(Dataset records)
• • • • •
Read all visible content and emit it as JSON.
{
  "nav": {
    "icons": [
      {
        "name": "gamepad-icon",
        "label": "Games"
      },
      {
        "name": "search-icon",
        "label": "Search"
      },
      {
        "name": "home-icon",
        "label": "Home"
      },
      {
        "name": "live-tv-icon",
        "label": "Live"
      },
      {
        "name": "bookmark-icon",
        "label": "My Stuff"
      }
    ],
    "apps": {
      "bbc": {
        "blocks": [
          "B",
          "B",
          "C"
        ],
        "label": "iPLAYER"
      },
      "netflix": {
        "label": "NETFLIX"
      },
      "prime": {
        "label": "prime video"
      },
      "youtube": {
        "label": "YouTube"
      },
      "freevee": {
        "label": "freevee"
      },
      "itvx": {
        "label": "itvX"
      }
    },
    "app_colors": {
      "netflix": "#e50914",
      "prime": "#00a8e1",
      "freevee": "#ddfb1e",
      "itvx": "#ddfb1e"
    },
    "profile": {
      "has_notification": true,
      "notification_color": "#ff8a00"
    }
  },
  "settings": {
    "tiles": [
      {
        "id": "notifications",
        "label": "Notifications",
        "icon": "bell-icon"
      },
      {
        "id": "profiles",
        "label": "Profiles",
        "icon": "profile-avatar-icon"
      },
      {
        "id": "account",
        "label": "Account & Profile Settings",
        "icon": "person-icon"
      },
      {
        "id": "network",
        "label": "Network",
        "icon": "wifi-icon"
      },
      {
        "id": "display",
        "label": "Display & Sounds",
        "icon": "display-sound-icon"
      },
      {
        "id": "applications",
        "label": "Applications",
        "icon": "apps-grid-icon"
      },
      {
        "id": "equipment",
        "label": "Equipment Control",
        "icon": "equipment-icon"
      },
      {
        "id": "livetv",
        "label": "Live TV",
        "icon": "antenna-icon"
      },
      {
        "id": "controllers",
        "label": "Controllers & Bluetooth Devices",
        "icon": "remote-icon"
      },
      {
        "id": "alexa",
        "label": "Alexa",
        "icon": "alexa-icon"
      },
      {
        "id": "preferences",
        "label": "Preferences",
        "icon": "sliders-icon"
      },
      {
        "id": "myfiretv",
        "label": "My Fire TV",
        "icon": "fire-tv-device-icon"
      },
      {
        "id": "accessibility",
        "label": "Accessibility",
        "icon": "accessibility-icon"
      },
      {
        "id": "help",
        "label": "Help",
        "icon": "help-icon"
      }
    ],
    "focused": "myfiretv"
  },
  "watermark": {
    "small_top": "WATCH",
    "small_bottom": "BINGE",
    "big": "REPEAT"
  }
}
• • • • •
YOUR TASK
In the material above, how many lines hold the word "freevee"? Say only the number.

ANSWER
3